Nothing in the records may be left out or altered; reproduce them all exactly.

■ ■ ■ ■ ■ ■ ■

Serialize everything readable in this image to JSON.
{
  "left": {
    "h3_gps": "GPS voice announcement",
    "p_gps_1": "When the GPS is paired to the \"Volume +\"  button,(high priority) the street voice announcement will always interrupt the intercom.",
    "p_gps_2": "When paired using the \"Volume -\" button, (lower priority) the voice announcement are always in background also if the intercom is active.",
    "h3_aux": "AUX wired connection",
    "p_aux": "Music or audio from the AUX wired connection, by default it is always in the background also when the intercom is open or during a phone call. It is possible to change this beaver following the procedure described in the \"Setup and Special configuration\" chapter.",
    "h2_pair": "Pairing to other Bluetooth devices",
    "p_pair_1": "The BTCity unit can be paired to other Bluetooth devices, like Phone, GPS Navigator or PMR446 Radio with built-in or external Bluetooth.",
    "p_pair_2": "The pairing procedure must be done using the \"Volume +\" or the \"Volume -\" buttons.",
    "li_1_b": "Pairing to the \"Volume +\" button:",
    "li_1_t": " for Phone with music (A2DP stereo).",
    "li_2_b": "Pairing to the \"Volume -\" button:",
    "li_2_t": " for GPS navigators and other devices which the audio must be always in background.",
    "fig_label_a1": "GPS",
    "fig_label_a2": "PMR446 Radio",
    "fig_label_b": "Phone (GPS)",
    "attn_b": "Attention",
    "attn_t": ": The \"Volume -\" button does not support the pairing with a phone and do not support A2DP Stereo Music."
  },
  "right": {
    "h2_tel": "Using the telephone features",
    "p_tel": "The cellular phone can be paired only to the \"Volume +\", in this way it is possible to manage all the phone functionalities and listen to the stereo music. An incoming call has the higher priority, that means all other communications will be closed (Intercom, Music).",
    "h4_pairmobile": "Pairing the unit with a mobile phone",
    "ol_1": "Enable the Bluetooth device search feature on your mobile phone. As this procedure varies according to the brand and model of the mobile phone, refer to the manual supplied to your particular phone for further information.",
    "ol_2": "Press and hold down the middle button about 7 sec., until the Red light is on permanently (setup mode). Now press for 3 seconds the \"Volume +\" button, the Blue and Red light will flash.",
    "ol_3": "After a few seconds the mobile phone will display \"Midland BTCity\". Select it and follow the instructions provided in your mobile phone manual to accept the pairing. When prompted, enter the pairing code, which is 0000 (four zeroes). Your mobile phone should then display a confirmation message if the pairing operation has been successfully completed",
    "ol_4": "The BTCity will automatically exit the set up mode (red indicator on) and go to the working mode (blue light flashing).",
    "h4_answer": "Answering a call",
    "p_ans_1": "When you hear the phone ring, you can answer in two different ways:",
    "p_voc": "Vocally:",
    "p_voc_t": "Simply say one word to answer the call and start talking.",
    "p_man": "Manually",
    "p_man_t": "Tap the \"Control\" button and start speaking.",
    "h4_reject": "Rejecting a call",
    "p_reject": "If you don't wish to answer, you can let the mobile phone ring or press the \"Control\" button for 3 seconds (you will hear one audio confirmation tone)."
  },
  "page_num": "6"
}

■ ■ ■ ■ ■ ■ ■

SOLUTION BELOW
Serialize everything readable in this image to JSON.
{
  "left": {
    "h3_gps": "GPS voice announcement",
    "p_gps_1": "When the GPS is paired to the \"Volume +\"  button,(high priority) the street voice announcement will always interrupt the intercom.",
    "p_gps_2": "When paired using the \"Volume -\" button, (lower priority) the voice announcement are always in background also if the intercom is active.",
    "h3_aux": "AUX wired connection",
    "p_aux": "Music or audio from the AUX wired connection, by default it is always in the background also when the intercom is open or during a phone call. It is possible to change this beaver following the procedure described in the \"Setup and Special configuration\" chapter.",
    "h2_pair": "Pairing to other Bluetooth devices",
    "p_pair_1": "The BTCity unit can be paired to other Bluetooth devices, like Phone, GPS Navigator or PMR446 Radio with built-in or external Bluetooth.",
    "p_pair_2": "The pairing procedure must be done using the \"Volume +\" or the \"Volume -\" buttons.",
    "li_1_b": "Pairing to the \"Volume +\" button:",
    "li_1_t": " for Phone with music (A2DP stereo).",
    "li_2_b": "Pairing to the \"Volume -\" button:",
    "li_2_t": " for GPS navigators and other devices which the audio must be always in background.",
    "fig_label_a1": "GPS",
    "fig_label_a2": "PMR446 Radio",
    "fig_label_b": "Phone (GPS)",
    "attn_b": "Attention",
    "attn_t": ": The \"Volume -\" button does not support the pairing with a phone and do not support A2DP Stereo Music."
  },
  "right": {
    "h2_tel": "Using the telephone features",
    "p_tel": "The cellular phone can be paired only to the \"Volume +\", in this way it is possible to manage all the phone functionalities and listen to the stereo music. An incoming call has the higher priority, that means all other communications will be closed (Intercom, Music).",
    "h4_pairmobile": "Pairing the unit with a mobile phone",
    "ol_1": "Enable the Bluetooth device search feature on your mobile phone. As this procedure varies according to the brand and model of the mobile phone, refer to the manual supplied to your particular phone for further information.",
    "ol_2": "Press and hold down the middle button about 7 sec., until the Red light is on permanently (setup mode). Now press for 3 seconds the \"Volume +\" button, the Blue and Red light will flash.",
    "ol_3": "After a few seconds the mobile phone will display \"Midland BTCity\". Select it and follow the instructions provided in your mobile phone manual to accept the pairing. When prompted, enter the pairing code, which is 0000 (four zeroes). Your mobile phone should then display a confirmation message if the pairing operation has been successfully completed",
    "ol_4": "The BTCity will automatically exit the set up mode (red indicator on) and go to the working mode (blue light flashing).",
    "h4_answer": "Answering a call",
    "p_ans_1": "When you hear the phone ring, you can answer in two different ways:",
    "p_voc": "Vocally:",
    "p_voc_t": "Simply say one word to answer the call and start talking.",
    "p_man": "Manually",
    "p_man_t": "Tap the \"Control\" button and start speaking.",
    "h4_reject": "Rejecting a call",
    "p_reject": "If you don't wish to answer, you can let the mobile phone ring or press the \"Control\" button for 3 seconds (you will hear one audio confirmation tone)."
  },
  "page_num": "6"
}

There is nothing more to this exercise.